▸ **What the task requires**
In the listing below, pick out lines with "this".
----- Input data
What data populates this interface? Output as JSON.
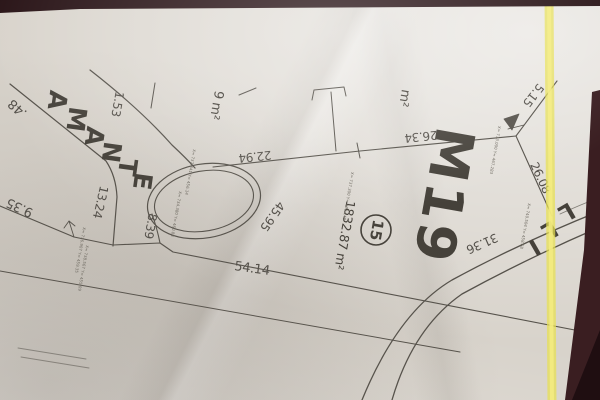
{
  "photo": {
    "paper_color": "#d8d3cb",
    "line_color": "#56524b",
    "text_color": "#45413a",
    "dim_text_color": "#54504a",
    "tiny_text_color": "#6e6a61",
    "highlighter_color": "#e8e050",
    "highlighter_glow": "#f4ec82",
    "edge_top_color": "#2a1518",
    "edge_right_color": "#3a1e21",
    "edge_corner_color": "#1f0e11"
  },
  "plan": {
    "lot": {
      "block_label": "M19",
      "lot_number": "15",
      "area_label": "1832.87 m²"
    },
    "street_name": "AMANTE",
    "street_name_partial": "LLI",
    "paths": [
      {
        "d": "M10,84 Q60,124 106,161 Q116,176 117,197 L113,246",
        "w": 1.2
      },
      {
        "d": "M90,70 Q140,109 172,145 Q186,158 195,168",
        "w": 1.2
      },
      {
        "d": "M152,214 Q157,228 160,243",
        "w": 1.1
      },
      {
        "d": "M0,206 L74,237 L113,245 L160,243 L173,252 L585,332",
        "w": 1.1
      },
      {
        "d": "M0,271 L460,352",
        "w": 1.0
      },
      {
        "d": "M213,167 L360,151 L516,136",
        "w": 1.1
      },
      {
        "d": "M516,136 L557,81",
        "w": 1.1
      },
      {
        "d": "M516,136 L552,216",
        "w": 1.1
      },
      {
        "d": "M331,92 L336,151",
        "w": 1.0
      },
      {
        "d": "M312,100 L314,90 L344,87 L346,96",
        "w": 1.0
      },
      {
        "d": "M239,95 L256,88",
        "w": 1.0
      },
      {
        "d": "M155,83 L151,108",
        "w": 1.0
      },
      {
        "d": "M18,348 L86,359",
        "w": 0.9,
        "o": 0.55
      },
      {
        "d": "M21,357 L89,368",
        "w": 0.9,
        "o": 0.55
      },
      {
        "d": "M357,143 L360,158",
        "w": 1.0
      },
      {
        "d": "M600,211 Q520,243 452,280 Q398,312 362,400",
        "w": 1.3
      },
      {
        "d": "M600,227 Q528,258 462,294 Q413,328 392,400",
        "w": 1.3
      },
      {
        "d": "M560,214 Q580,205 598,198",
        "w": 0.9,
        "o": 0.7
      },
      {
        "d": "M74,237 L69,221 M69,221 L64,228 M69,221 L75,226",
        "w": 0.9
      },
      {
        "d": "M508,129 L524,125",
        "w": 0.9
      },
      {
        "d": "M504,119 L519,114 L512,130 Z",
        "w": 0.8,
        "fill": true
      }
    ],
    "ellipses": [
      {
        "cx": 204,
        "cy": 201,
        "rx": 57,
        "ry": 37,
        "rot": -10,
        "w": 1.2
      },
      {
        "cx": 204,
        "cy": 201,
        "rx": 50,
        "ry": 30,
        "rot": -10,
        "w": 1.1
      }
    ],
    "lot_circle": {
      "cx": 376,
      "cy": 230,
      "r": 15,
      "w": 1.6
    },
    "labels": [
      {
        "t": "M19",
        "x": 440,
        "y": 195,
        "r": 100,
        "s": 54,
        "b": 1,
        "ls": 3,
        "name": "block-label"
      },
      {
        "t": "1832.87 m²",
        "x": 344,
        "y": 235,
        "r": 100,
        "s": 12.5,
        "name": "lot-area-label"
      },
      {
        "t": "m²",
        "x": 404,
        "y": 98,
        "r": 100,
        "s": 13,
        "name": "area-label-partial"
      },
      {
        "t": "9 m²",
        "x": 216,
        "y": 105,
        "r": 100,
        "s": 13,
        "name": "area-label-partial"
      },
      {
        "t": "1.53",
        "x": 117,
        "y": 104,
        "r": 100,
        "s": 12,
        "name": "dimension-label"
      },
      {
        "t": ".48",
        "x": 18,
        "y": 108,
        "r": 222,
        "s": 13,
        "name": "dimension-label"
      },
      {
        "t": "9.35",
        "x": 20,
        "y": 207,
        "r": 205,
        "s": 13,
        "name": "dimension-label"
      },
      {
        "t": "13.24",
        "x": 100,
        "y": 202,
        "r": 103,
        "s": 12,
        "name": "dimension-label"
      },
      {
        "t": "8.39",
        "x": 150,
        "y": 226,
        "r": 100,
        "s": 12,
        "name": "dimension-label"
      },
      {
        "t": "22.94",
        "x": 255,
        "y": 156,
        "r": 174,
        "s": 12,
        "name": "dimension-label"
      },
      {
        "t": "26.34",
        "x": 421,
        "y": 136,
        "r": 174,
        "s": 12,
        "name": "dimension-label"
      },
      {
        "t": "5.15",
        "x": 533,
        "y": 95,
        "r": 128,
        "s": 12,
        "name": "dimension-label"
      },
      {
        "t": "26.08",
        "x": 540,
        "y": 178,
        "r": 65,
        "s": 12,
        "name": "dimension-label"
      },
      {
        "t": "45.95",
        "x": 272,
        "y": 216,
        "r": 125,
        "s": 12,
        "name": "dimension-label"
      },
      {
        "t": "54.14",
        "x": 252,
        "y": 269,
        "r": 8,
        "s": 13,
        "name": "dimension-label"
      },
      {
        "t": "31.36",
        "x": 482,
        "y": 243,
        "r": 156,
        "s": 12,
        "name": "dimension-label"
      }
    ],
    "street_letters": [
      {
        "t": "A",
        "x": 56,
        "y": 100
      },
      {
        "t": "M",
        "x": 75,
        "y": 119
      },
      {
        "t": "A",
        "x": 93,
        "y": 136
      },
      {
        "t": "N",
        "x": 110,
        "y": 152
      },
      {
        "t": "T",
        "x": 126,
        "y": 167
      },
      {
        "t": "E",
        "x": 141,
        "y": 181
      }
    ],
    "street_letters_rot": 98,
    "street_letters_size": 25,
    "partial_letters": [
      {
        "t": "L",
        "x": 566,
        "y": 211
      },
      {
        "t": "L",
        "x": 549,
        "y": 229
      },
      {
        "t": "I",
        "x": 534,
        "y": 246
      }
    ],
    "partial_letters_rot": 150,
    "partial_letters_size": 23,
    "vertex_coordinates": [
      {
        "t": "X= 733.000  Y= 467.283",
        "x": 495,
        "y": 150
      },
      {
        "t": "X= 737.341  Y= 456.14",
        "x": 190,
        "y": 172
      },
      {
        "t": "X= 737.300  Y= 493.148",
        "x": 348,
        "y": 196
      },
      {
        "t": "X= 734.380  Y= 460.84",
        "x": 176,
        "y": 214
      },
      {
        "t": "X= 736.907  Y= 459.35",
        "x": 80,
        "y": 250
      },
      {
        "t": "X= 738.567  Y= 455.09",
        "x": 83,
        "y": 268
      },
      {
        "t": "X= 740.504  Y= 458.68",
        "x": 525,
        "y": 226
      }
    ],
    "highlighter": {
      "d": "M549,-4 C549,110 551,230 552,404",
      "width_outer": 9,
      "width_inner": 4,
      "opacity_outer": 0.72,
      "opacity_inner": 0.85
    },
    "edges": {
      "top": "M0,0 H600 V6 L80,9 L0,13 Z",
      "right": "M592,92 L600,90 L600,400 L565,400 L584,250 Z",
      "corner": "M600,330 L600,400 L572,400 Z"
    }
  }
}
----------
----- Input data
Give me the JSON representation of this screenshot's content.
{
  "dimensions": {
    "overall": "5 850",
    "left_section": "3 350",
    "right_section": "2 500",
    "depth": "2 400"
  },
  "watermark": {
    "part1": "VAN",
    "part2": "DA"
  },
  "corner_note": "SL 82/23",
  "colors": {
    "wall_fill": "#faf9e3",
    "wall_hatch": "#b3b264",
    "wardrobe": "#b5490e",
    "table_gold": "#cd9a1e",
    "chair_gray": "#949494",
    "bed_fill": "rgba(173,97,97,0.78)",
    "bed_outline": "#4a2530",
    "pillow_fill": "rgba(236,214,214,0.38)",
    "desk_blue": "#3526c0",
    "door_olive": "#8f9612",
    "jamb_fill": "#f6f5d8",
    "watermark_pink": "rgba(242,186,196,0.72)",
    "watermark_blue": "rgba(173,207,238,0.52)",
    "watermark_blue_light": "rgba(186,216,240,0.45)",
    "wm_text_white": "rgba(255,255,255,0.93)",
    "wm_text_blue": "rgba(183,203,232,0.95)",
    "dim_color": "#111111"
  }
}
----------
----- Input data
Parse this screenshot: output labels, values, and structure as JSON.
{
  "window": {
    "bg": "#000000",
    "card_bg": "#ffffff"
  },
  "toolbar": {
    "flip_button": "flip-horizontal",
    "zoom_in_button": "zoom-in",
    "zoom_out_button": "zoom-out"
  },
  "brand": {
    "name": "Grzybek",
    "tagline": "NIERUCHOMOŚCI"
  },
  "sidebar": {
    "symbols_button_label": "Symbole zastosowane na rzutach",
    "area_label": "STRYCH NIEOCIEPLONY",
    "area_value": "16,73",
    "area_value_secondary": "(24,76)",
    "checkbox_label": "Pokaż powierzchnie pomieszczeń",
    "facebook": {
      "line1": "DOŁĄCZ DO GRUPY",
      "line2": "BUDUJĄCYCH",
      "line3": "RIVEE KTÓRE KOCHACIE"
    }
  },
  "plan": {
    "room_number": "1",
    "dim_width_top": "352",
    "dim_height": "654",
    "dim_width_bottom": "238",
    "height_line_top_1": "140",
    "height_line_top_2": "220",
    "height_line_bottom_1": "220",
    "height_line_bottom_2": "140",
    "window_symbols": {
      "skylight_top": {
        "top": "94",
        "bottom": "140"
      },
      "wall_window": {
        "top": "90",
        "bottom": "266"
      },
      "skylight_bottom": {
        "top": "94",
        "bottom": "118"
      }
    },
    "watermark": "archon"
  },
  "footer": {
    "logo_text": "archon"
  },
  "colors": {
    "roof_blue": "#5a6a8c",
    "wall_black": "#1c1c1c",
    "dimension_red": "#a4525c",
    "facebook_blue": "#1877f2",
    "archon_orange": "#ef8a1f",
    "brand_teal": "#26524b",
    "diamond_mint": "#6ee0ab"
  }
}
----------
▸ **Response below**
What data populates this interface? Output as JSON.
Give me the JSON representation of this screenshot's content.
Parse this screenshot: output labels, values, and structure as JSON.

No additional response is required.